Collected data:
----

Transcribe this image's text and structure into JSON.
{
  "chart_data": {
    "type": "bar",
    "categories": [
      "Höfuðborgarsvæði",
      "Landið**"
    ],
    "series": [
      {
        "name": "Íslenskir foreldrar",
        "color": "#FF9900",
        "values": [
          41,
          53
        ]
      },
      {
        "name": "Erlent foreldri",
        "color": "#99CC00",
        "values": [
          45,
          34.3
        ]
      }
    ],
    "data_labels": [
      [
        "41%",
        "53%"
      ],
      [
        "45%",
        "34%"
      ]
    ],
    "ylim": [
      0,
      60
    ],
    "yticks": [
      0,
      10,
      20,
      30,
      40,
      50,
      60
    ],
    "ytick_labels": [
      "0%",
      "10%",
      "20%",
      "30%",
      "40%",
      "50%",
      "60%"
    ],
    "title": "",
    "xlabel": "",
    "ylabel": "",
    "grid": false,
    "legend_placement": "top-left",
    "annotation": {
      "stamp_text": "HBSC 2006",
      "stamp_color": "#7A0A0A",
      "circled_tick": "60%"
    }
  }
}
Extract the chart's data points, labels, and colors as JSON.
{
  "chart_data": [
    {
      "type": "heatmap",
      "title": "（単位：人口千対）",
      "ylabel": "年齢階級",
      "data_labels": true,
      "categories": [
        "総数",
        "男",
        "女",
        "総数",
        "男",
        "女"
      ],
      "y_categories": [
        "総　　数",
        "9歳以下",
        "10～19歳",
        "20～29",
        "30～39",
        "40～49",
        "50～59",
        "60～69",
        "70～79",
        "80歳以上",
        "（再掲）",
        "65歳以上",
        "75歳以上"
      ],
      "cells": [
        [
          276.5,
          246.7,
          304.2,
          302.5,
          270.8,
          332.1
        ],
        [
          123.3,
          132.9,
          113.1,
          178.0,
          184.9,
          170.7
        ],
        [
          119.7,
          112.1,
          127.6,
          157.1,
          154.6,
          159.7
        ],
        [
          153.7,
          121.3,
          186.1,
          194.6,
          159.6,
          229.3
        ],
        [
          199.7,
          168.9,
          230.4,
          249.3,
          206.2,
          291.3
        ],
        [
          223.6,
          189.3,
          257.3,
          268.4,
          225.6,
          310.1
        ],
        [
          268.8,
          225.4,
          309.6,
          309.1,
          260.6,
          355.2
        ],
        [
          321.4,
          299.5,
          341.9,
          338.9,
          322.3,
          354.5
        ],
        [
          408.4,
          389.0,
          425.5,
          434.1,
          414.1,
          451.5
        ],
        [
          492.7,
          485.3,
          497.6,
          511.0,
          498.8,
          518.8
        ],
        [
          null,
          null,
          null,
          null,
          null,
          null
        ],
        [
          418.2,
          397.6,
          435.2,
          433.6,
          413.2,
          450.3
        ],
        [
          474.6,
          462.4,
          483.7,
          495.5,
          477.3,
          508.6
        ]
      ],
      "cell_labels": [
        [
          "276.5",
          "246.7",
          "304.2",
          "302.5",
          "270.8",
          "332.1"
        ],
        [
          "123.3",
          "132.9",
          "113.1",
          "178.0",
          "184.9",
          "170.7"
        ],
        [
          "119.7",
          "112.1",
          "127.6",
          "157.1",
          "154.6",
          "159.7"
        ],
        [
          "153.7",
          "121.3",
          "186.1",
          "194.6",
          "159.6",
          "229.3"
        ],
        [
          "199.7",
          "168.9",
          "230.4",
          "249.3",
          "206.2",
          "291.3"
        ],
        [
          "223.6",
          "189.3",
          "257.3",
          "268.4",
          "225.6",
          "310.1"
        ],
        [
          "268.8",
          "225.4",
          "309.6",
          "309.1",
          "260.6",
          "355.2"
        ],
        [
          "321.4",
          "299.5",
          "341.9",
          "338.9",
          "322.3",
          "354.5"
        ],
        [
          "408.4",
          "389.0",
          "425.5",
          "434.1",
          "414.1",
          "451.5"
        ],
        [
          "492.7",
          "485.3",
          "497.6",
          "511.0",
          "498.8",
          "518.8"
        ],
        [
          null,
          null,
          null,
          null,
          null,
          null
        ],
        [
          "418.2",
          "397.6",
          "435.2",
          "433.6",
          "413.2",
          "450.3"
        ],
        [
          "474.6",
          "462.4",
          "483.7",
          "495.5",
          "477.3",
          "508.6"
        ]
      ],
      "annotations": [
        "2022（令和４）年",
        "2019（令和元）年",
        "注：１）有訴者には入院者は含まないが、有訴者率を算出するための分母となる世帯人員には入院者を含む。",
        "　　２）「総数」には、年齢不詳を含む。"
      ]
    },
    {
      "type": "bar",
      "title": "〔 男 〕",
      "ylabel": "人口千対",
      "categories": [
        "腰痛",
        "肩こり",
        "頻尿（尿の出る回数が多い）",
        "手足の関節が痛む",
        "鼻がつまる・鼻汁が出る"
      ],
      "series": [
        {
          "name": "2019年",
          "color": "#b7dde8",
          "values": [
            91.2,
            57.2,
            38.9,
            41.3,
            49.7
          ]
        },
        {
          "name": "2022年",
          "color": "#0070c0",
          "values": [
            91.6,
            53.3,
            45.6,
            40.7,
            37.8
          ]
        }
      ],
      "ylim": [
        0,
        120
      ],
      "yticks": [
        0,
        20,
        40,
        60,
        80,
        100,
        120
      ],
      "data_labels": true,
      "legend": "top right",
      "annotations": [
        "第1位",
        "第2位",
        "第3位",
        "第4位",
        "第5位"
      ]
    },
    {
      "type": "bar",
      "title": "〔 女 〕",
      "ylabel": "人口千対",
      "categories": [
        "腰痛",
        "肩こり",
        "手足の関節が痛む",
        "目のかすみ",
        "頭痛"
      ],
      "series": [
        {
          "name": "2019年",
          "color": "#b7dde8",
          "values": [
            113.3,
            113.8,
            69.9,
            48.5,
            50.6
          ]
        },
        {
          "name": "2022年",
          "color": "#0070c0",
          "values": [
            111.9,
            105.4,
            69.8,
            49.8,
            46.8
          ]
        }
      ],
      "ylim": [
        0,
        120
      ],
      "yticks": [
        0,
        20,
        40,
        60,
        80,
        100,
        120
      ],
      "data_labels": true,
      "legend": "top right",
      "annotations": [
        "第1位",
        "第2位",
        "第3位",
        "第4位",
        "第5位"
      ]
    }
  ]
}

----

→ **Exercise**
Filter lines by "JSON" and return each hit.

→ **Written response**
Transcribe this image's text and structure into JSON.
Extract the chart's data points, labels, and colors as JSON.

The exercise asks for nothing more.